[START OF Listing]
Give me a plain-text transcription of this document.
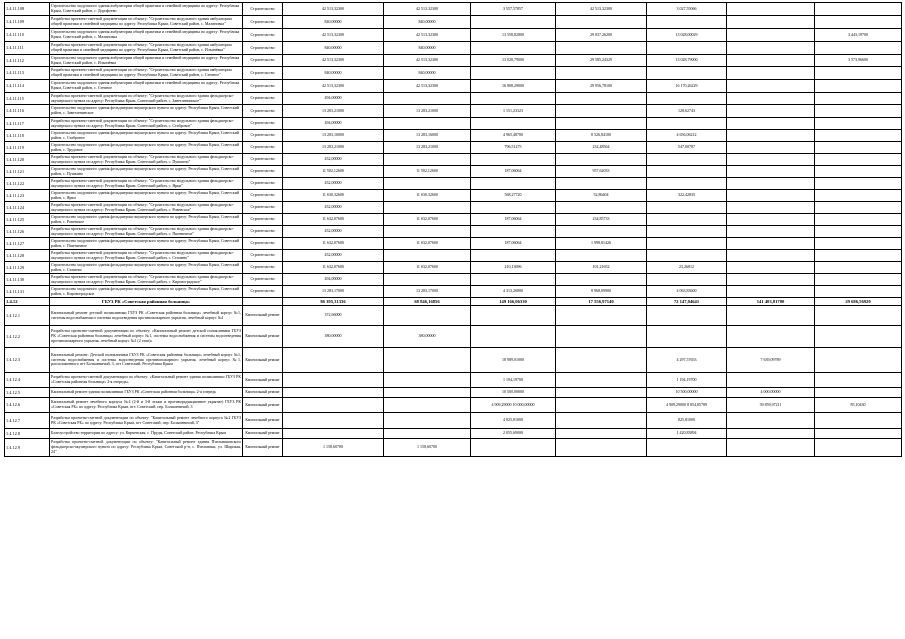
1.4.11.108	Строительство модульного здания амбулатории общей практики и семейной медицины по адресу: Республика Крым, Советский район, с. Дорофеево	Строительство	42 513,32300	42 513,32300	3 557,57857	42 513,32300	3 027,55066		
1.4.11.109	Разработка проектно-сметной документации по объекту: "Строительство модульного здания амбулатории общей практики и семейной медицины по адресу: Республика Крым, Советский район, с. Малиновка"	Строительство	840,00000	840,00000					
1.4.11.110	Строительство модульного здания амбулатории общей практики и семейной медицины по адресу: Республика Крым, Советский район, с. Малиновка	Строительство	42 513,32300	42 513,32300	13 558,82800	29 037,26200	13 028,00029		3 443,19700
1.4.11.111	Разработка проектно-сметной документации по объекту: "Строительство модульного здания амбулатории общей практики и семейной медицины по адресу: Республика Крым, Советский район, с. Ильичёвка"	Строительство	840,00000	840,00000					
1.4.11.112	Строительство модульного здания амбулатории общей практики и семейной медицины по адресу: Республика Крым, Советский район, с. Ильичёвка	Строительство	42 513,32300	42 513,32300	13 028,79000	29 585,24329	13 028,79000		3 573,96600
1.4.11.113	Разработка проектно-сметной документации по объекту: "Строительство модульного здания амбулатории общей практики и семейной медицины по адресу: Республика Крым, Советский район, с. Степное"	Строительство	840,00000	840,00000					
1.4.11.114	Строительство модульного здания амбулатории общей практики и семейной медицины по адресу: Республика Крым, Советский район, с. Степное	Строительство	42 513,32300	42 513,32300	16 908,29000	29 956,78100	16 170,26229		
1.4.11.115	Разработка проектно-сметной документации по объекту: "Строительство модульного здания фельдшерско-акушерского пункта по адресу: Республика Крым, Советский район, с. Заветленинское"	Строительство	494,00000						
1.4.11.116	Строительство модульного здания фельдшерско-акушерского пункта по адресу: Республика Крым, Советский район, с. Заветленинское	Строительство	13 283,21000	13 283,21000	1 151,23323		128,62743		
1.4.11.117	Разработка проектно-сметной документации по объекту: "Строительство модульного здания фельдшерско-акушерского пункта по адресу: Республика Крым, Советский район, с. Стабровое"	Строительство	494,00000						
1.4.11.118	Строительство модульного здания фельдшерско-акушерского пункта по адресу: Республика Крым, Советский район, с. Стабровое	Строительство	13 283,16000	13 283,16000	4 965,48700	8 526,84100	4 656,06212		
1.4.11.119	Строительство модульного здания фельдшерско-акушерского пункта по адресу: Республика Крым, Советский район, с. Трудовое	Строительство	13 283,21000	13 283,21000	796,51275	232,48564	547,00787		
1.4.11.120	Разработка проектно-сметной документации по объекту: "Строительство модульного здания фельдшерско-акушерского пункта по адресу: Республика Крым, Советский район, с. Пушкино"	Строительство	432,00000						
1.4.11.121	Строительство модульного здания фельдшерско-акушерского пункта по адресу: Республика Крым, Советский район, с. Пушкино	Строительство	11 502,12600	11 502,12600	187,06064	957,62033			
1.4.11.122	Разработка проектно-сметной документации по объекту: "Строительство модульного здания фельдшерско-акушерского пункта по адресу: Республика Крым, Советский район, с. Ярки"	Строительство	432,00000						
1.4.11.123	Строительство модульного здания фельдшерско-акушерского пункта по адресу: Республика Крым, Советский район, с. Ярки	Строительство	11 630,32600	11 630,32600	568,27720	52,86404	322,42835		
1.4.11.124	Разработка проектно-сметной документации по объекту: "Строительство модульного здания фельдшерско-акушерского пункта по адресу: Республика Крым, Советский район, с. Ровенское"	Строительство	432,00000						
1.4.11.125	Строительство модульного здания фельдшерско-акушерского пункта по адресу: Республика Крым, Советский район, с. Ровенское	Строительство	11 632,07600	11 632,07600	187,06064	234,85733			
1.4.11.126	Разработка проектно-сметной документации по объекту: "Строительство модульного здания фельдшерско-акушерского пункта по адресу: Республика Крым, Советский район, с. Пшеничное"	Строительство	432,00000						
1.4.11.127	Строительство модульного здания фельдшерско-акушерского пункта по адресу: Республика Крым, Советский район, с. Пшеничное	Строительство	11 632,07600	11 632,07600	187,06064	1 998,81426			
1.4.11.128	Разработка проектно-сметной документации по объекту: "Строительство модульного здания фельдшерско-акушерского пункта по адресу: Республика Крым, Советский район, с. Сташево"	Строительство	432,00000						
1.4.11.129	Строительство модульного здания фельдшерско-акушерского пункта по адресу: Республика Крым, Советский район, с. Сташево	Строительство	11 632,07600	11 632,07600	210,13696	101,21652	23,26812		
1.4.11.130	Разработка проектно-сметной документации по объекту: "Строительство модульного здания фельдшерско-акушерского пункта по адресу: Республика Крым, Советский район, с. Кировоградское"	Строительство	494,00000						
1.4.11.131	Строительство модульного здания фельдшерско-акушерского пункта по адресу: Республика Крым, Советский район, с. Кировоградское	Строительство	13 283,17000	13 283,17000	4 313,26800	8 968,09900	4 063,83600		
1.4.12	ГБУЗ РК «Советская районная больница»		86 395,31336	68 846,16856	149 166,06330	17 556,97140	72 147,04641	141 403,81700	29 686,56920
1.4.12.1	Капитальный ремонт детской поликлиники ГБУЗ РК «Советская районная больница» лечебный корпус №1, системы водоснабжения и системы водоотведения противопожарного укрытия, лечебный корпус №1	Капитальный ремонт	372,66000						
1.4.12.2	Разработка проектно-сметной документации по объекту: «Капитальный ремонт детской поликлиники ГБУЗ РК «Советская районная больница» лечебный корпус №1, системы водоснабжения и системы водоотведения противопожарного укрытия, лечебный корпус №1 (2 этап)»	Капитальный ремонт	380,00000	380,00000					
1.4.12.3	Капитальный ремонт: Детской поликлиники ГБУЗ РК «Советская районная больница» лечебный корпус №1, системы водоснабжения и системы водоотведения противопожарного укрытия, лечебный корпус №1, расположенного пгт Большевичий, 3, пгт Советский, Республика Крым	Капитальный ремонт			18 989,01000		4 297,57653	7 639,09789	
1.4.12.4	Разработка проектно-сметной документации по объекту: «Капитальный ремонт здания поликлиники ГБУЗ РК «Советская районная больница» 2-я очередь»	Капитальный ремонт			1 194,19700		1 194,19700		
1.4.12.5	Капитальный ремонт здания поликлиники ГБУЗ РК «Советская районная больница» 2-я очередь	Капитальный ремонт			10 500,00000		10 500,00000	4 000,00000	
1.4.12.6	Капитальный ремонт лечебного корпуса №4 (2-й и 3-й этажи и противорадиационное укрытие) ГБУЗ РК «Советская РБ» по адресу: Республика Крым, пгт. Советский, пер. Большевичий, 3	Капитальный ремонт			4 909,29000 10 000,00000		4 909,29000 8 854,85789	39 859,97211	85,10430
1.4.12.7	Разработка проектно-сметной документации по объекту: "Капитальный ремонт лечебного корпуса №2 ГБУЗ РК «Советская РБ» по адресу: Республика Крым, пгт Советский, пер. Большевичий, 3"	Капитальный ремонт			4 825,81000		825,81000		
1.4.12.8	Благоустройство территории по адресу: ул. Кирчевская, с. Пруды, Советский район, Республика Крым	Капитальный ремонт			2 055,69000		1 420,83894		
1.4.12.9	Разработка проектно-сметной документации по объекту: "Капитальный ремонт здания Пчельниковского фельдшерско-акушерского пункта по адресу: Республика Крым, Советский р-н, с. Пчельники, ул. Широкая, 24"	Капитальный ремонт	1 158,60700	1 158,60700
[END OF Listing]
Locate the lines above that hold the word "Капитальный". Show every one of them.

§ **Solution to this problem**
1.4.12.1	Капитальный ремонт детской поликлиники ГБУЗ РК «Советская районная больница» лечебный корпус №1, системы водоснабжения и системы водоотведения противопожарного укрытия, лечебный корпус №1	Капитальный ремонт	372,66000						
1.4.12.2	Разработка проектно-сметной документации по объекту: «Капитальный ремонт детской поликлиники ГБУЗ РК «Советская районная больница» лечебный корпус №1, системы водоснабжения и системы водоотведения противопожарного укрытия, лечебный корпус №1 (2 этап)»	Капитальный ремонт	380,00000	380,00000					
1.4.12.3	Капитальный ремонт: Детской поликлиники ГБУЗ РК «Советская районная больница» лечебный корпус №1, системы водоснабжения и системы водоотведения противопожарного укрытия, лечебный корпус №1, расположенного пгт Большевичий, 3, пгт Советский, Республика Крым	Капитальный ремонт			18 989,01000		4 297,57653	7 639,09789	
1.4.12.4	Разработка проектно-сметной документации по объекту: «Капитальный ремонт здания поликлиники ГБУЗ РК «Советская районная больница» 2-я очередь»	Капитальный ремонт			1 194,19700		1 194,19700		
1.4.12.5	Капитальный ремонт здания поликлиники ГБУЗ РК «Советская районная больница» 2-я очередь	Капитальный ремонт			10 500,00000		10 500,00000	4 000,00000	
1.4.12.6	Капитальный ремонт лечебного корпуса №4 (2-й и 3-й этажи и противорадиационное укрытие) ГБУЗ РК «Советская РБ» по адресу: Республика Крым, пгт. Советский, пер. Большевичий, 3	Капитальный ремонт			4 909,29000 10 000,00000		4 909,29000 8 854,85789	39 859,97211	85,10430
1.4.12.7	Разработка проектно-сметной документации по объекту: "Капитальный ремонт лечебного корпуса №2 ГБУЗ РК «Советская РБ» по адресу: Республика Крым, пгт Советский, пер. Большевичий, 3"	Капитальный ремонт			4 825,81000		825,81000		
1.4.12.8	Благоустройство территории по адресу: ул. Кирчевская, с. Пруды, Советский район, Республика Крым	Капитальный ремонт			2 055,69000		1 420,83894		
1.4.12.9	Разработка проектно-сметной документации по объекту: "Капитальный ремонт здания Пчельниковского фельдшерско-акушерского пункта по адресу: Республика Крым, Советский р-н, с. Пчельники, ул. Широкая, 24"	Капитальный ремонт	1 158,60700	1 158,60700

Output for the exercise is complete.